__Problem to work on__
Your task is to transcribe all of the data below exactly, omitting the images.

__Extracted entries__

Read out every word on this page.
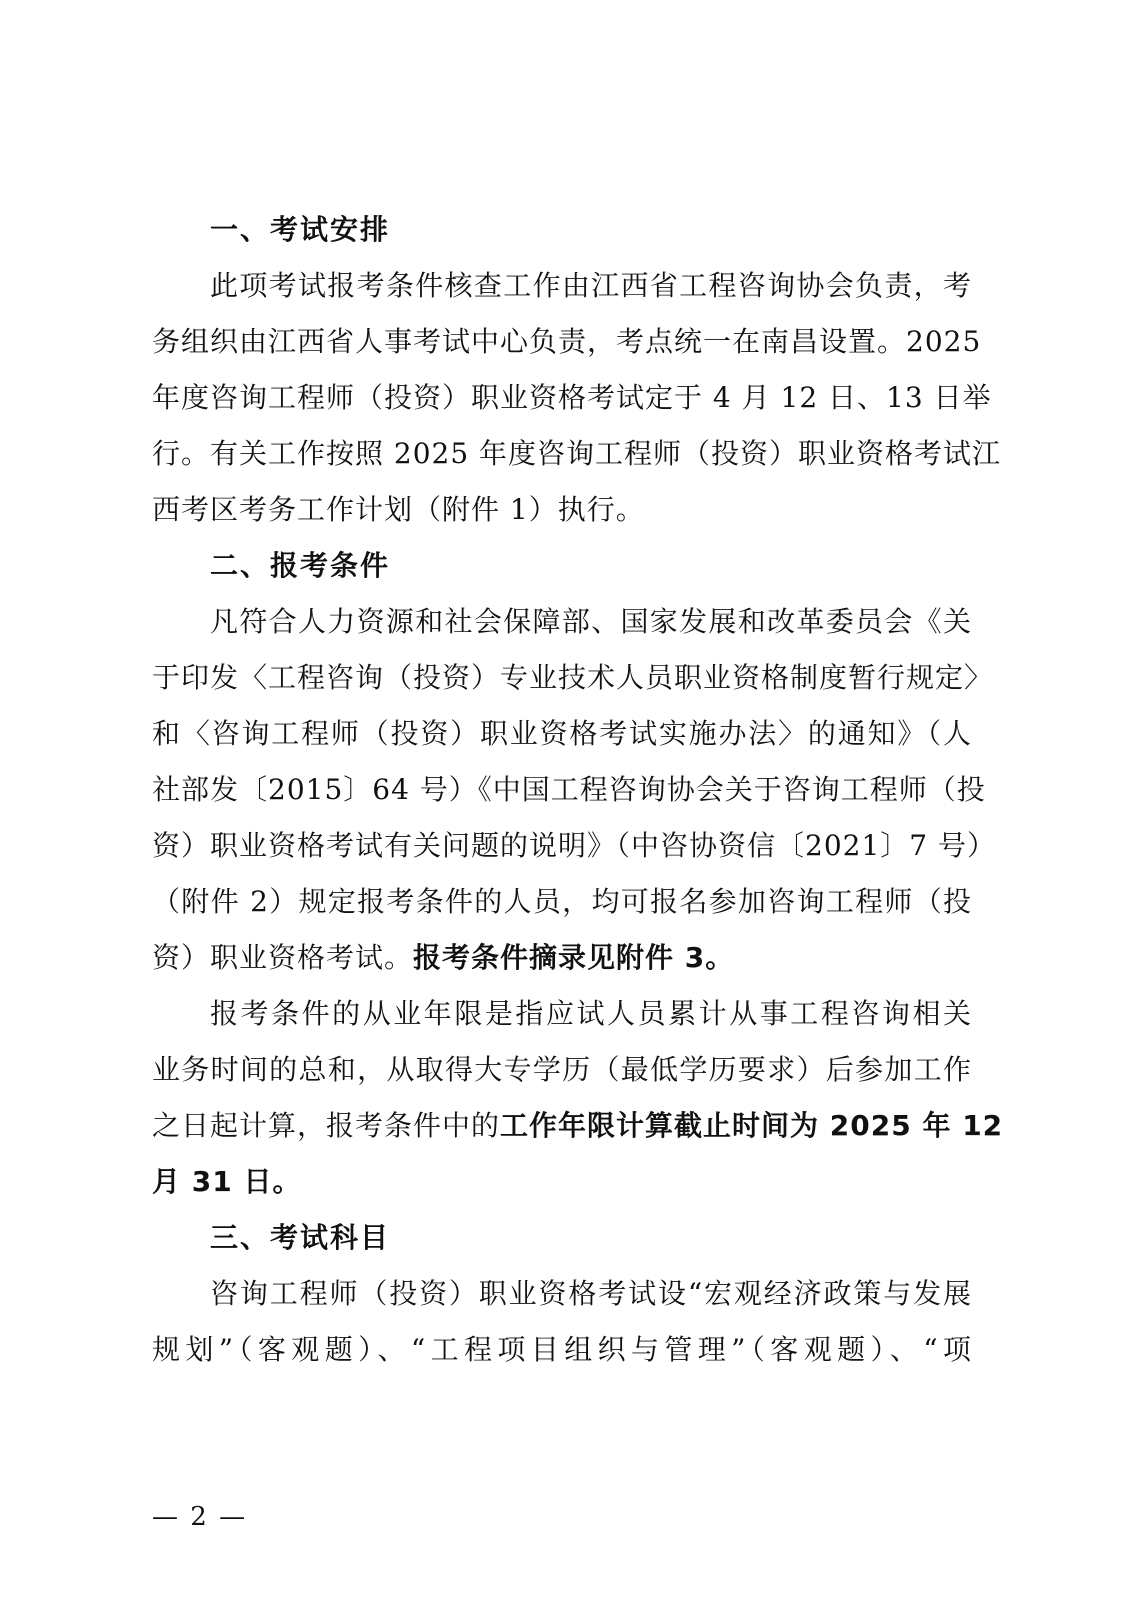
一、考试安排
此项考试报考条件核查工作由江西省工程咨询协会负责，考
务组织由江西省人事考试中心负责，考点统一在南昌设置。2025
年度咨询工程师（投资）职业资格考试定于 4 月 12 日、13 日举
行。有关工作按照 2025 年度咨询工程师（投资）职业资格考试江
西考区考务工作计划（附件 1）执行。
二、报考条件
凡符合人力资源和社会保障部、国家发展和改革委员会《关
于印发〈工程咨询（投资）专业技术人员职业资格制度暂行规定〉
和〈咨询工程师（投资）职业资格考试实施办法〉的通知》（人
社部发〔2015〕64 号）《中国工程咨询协会关于咨询工程师（投
资）职业资格考试有关问题的说明》（中咨协资信〔2021〕7 号）
（附件 2）规定报考条件的人员，均可报名参加咨询工程师（投
资）职业资格考试。报考条件摘录见附件 3。
报考条件的从业年限是指应试人员累计从事工程咨询相关
业务时间的总和，从取得大专学历（最低学历要求）后参加工作
之日起计算，报考条件中的工作年限计算截止时间为 2025 年 12
月 31 日。
三、考试科目
咨询工程师（投资）职业资格考试设“宏观经济政策与发展
规划”（客观题）、“工程项目组织与管理”（客观题）、“项
— 2 —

__Reply to the task__
Read out every word on this page.
一、考试安排
此项考试报考条件核查工作由江西省工程咨询协会负责，考
务组织由江西省人事考试中心负责，考点统一在南昌设置。2025
年度咨询工程师（投资）职业资格考试定于 4 月 12 日、13 日举
行。有关工作按照 2025 年度咨询工程师（投资）职业资格考试江
西考区考务工作计划（附件 1）执行。
二、报考条件
凡符合人力资源和社会保障部、国家发展和改革委员会《关
于印发〈工程咨询（投资）专业技术人员职业资格制度暂行规定〉
和〈咨询工程师（投资）职业资格考试实施办法〉的通知》（人
社部发〔2015〕64 号）《中国工程咨询协会关于咨询工程师（投
资）职业资格考试有关问题的说明》（中咨协资信〔2021〕7 号）
（附件 2）规定报考条件的人员，均可报名参加咨询工程师（投
资）职业资格考试。报考条件摘录见附件 3。
报考条件的从业年限是指应试人员累计从事工程咨询相关
业务时间的总和，从取得大专学历（最低学历要求）后参加工作
之日起计算，报考条件中的工作年限计算截止时间为 2025 年 12
月 31 日。
三、考试科目
咨询工程师（投资）职业资格考试设“宏观经济政策与发展
规划”（客观题）、“工程项目组织与管理”（客观题）、“项
— 2 —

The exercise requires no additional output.